§ DATA TO USE
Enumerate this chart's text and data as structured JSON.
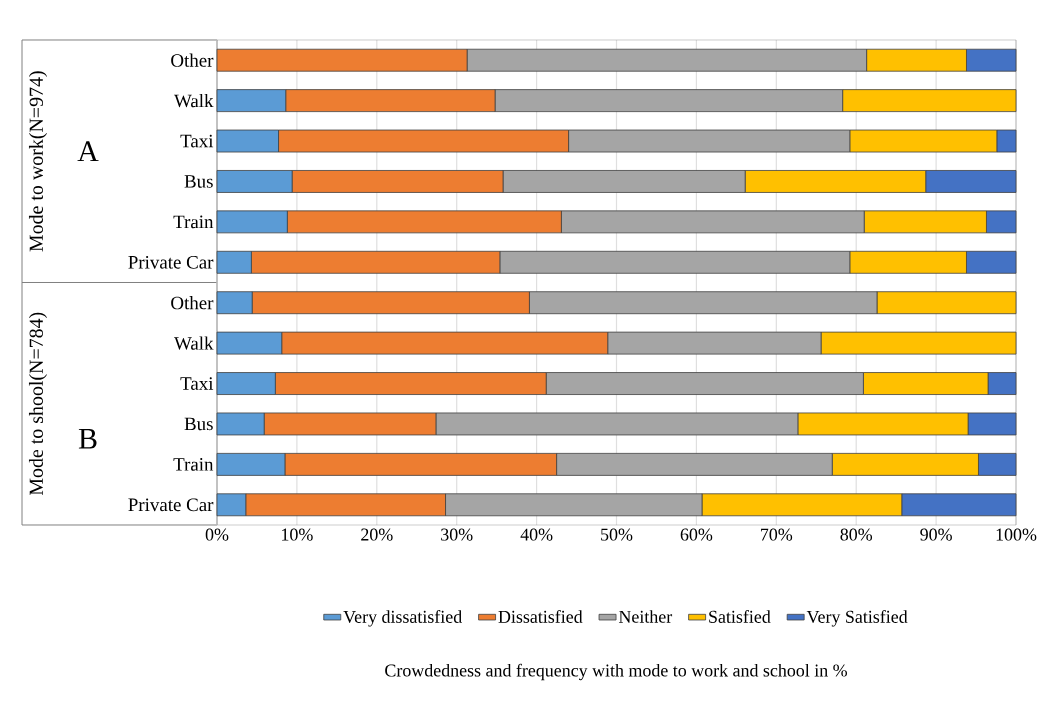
{
  "chart_data": {
    "type": "bar",
    "orientation": "horizontal",
    "stacked": true,
    "categories": [
      "Other",
      "Walk",
      "Taxi",
      "Bus",
      "Train",
      "Private Car",
      "Other",
      "Walk",
      "Taxi",
      "Bus",
      "Train",
      "Private Car"
    ],
    "series": [
      {
        "name": "Very dissatisfied",
        "color": "#5b9bd5",
        "values": [
          0,
          8.6,
          7.7,
          9.4,
          8.8,
          4.3,
          4.4,
          8.1,
          7.3,
          5.9,
          8.5,
          3.6
        ]
      },
      {
        "name": "Dissatisfied",
        "color": "#ed7d31",
        "values": [
          31.3,
          26.2,
          36.3,
          26.4,
          34.3,
          31.1,
          34.7,
          40.8,
          33.9,
          21.5,
          34.0,
          25.0
        ]
      },
      {
        "name": "Neither",
        "color": "#a5a5a5",
        "values": [
          50.0,
          43.5,
          35.2,
          30.3,
          37.9,
          43.8,
          43.5,
          26.7,
          39.7,
          45.3,
          34.5,
          32.1
        ]
      },
      {
        "name": "Satisfied",
        "color": "#ffc000",
        "values": [
          12.5,
          21.7,
          18.4,
          22.6,
          15.3,
          14.6,
          17.4,
          24.4,
          15.6,
          21.3,
          18.3,
          25.0
        ]
      },
      {
        "name": "Very Satisfied",
        "color": "#4472c4",
        "values": [
          6.2,
          0,
          2.4,
          11.3,
          3.7,
          6.2,
          0,
          0,
          3.5,
          6.0,
          4.7,
          14.3
        ]
      }
    ],
    "xlim": [
      0,
      100
    ],
    "xticks": [
      {
        "value": 0,
        "label": "0%"
      },
      {
        "value": 10,
        "label": "10%"
      },
      {
        "value": 20,
        "label": "20%"
      },
      {
        "value": 30,
        "label": "30%"
      },
      {
        "value": 40,
        "label": "40%"
      },
      {
        "value": 50,
        "label": "50%"
      },
      {
        "value": 60,
        "label": "60%"
      },
      {
        "value": 70,
        "label": "70%"
      },
      {
        "value": 80,
        "label": "80%"
      },
      {
        "value": 90,
        "label": "90%"
      },
      {
        "value": 100,
        "label": "100%"
      }
    ],
    "grid": "x",
    "legend": "bottom",
    "annotations": [
      "Mode to work(N=974)",
      "A",
      "Mode to shool(N=784)",
      "B",
      "Crowdedness and frequency with mode to work and school in %"
    ]
  }
}
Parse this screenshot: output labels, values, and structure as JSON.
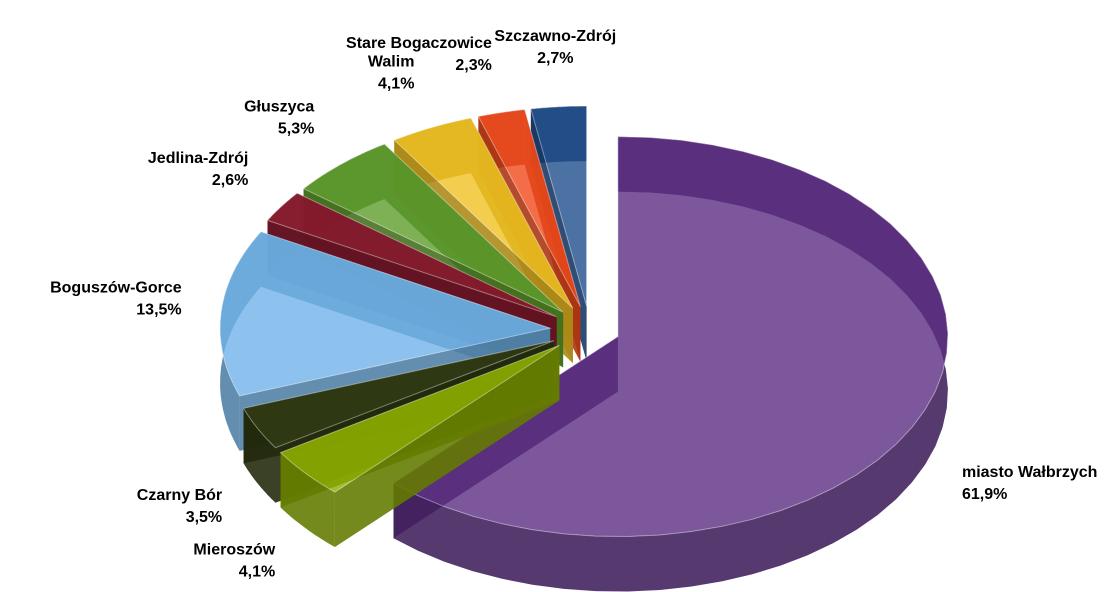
{
  "chart_data": {
    "type": "pie",
    "labels": [
      "miasto Wałbrzych",
      "Mieroszów",
      "Czarny Bór",
      "Boguszów-Gorce",
      "Jedlina-Zdrój",
      "Głuszyca",
      "Walim",
      "Stare Bogaczowice",
      "Szczawno-Zdrój"
    ],
    "values": [
      61.9,
      4.1,
      3.5,
      13.5,
      2.6,
      5.3,
      4.1,
      2.3,
      2.7
    ],
    "value_labels": [
      "61,9%",
      "4,1%",
      "3,5%",
      "13,5%",
      "2,6%",
      "5,3%",
      "4,1%",
      "2,3%",
      "2,7%"
    ],
    "colors": [
      "#5b2d82",
      "#8cac00",
      "#2f3a10",
      "#6fb3e8",
      "#8b1a2e",
      "#5e9c2a",
      "#f0c020",
      "#f04a1a",
      "#1f4e8c"
    ]
  }
}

§ WRITTEN REQUEST
Return the whole listing, word for word, and leave out every picture.

§ COMPLETE OUTPUT
Enumerate this chart's text and data as structured JSON.
{
  "chart_data": {
    "type": "bar",
    "orientation": "horizontal",
    "stacked": true,
    "categories": [
      "Other",
      "Walk",
      "Taxi",
      "Bus",
      "Train",
      "Private Car",
      "Other",
      "Walk",
      "Taxi",
      "Bus",
      "Train",
      "Private Car"
    ],
    "series": [
      {
        "name": "Very dissatisfied",
        "color": "#5b9bd5",
        "values": [
          0,
          8.6,
          7.7,
          9.4,
          8.8,
          4.3,
          4.4,
          8.1,
          7.3,
          5.9,
          8.5,
          3.6
        ]
      },
      {
        "name": "Dissatisfied",
        "color": "#ed7d31",
        "values": [
          31.3,
          26.2,
          36.3,
          26.4,
          34.3,
          31.1,
          34.7,
          40.8,
          33.9,
          21.5,
          34.0,
          25.0
        ]
      },
      {
        "name": "Neither",
        "color": "#a5a5a5",
        "values": [
          50.0,
          43.5,
          35.2,
          30.3,
          37.9,
          43.8,
          43.5,
          26.7,
          39.7,
          45.3,
          34.5,
          32.1
        ]
      },
      {
        "name": "Satisfied",
        "color": "#ffc000",
        "values": [
          12.5,
          21.7,
          18.4,
          22.6,
          15.3,
          14.6,
          17.4,
          24.4,
          15.6,
          21.3,
          18.3,
          25.0
        ]
      },
      {
        "name": "Very Satisfied",
        "color": "#4472c4",
        "values": [
          6.2,
          0,
          2.4,
          11.3,
          3.7,
          6.2,
          0,
          0,
          3.5,
          6.0,
          4.7,
          14.3
        ]
      }
    ],
    "xlim": [
      0,
      100
    ],
    "xticks": [
      {
        "value": 0,
        "label": "0%"
      },
      {
        "value": 10,
        "label": "10%"
      },
      {
        "value": 20,
        "label": "20%"
      },
      {
        "value": 30,
        "label": "30%"
      },
      {
        "value": 40,
        "label": "40%"
      },
      {
        "value": 50,
        "label": "50%"
      },
      {
        "value": 60,
        "label": "60%"
      },
      {
        "value": 70,
        "label": "70%"
      },
      {
        "value": 80,
        "label": "80%"
      },
      {
        "value": 90,
        "label": "90%"
      },
      {
        "value": 100,
        "label": "100%"
      }
    ],
    "grid": "x",
    "legend": "bottom",
    "annotations": [
      "Mode to work(N=974)",
      "A",
      "Mode to shool(N=784)",
      "B",
      "Crowdedness and frequency with mode to work and school in %"
    ]
  }
}
Parse this screenshot: output labels, values, and structure as JSON.
{
  "chart_data": {
    "type": "pie",
    "labels": [
      "miasto Wałbrzych",
      "Mieroszów",
      "Czarny Bór",
      "Boguszów-Gorce",
      "Jedlina-Zdrój",
      "Głuszyca",
      "Walim",
      "Stare Bogaczowice",
      "Szczawno-Zdrój"
    ],
    "values": [
      61.9,
      4.1,
      3.5,
      13.5,
      2.6,
      5.3,
      4.1,
      2.3,
      2.7
    ],
    "value_labels": [
      "61,9%",
      "4,1%",
      "3,5%",
      "13,5%",
      "2,6%",
      "5,3%",
      "4,1%",
      "2,3%",
      "2,7%"
    ],
    "colors": [
      "#5b2d82",
      "#8cac00",
      "#2f3a10",
      "#6fb3e8",
      "#8b1a2e",
      "#5e9c2a",
      "#f0c020",
      "#f04a1a",
      "#1f4e8c"
    ]
  }
}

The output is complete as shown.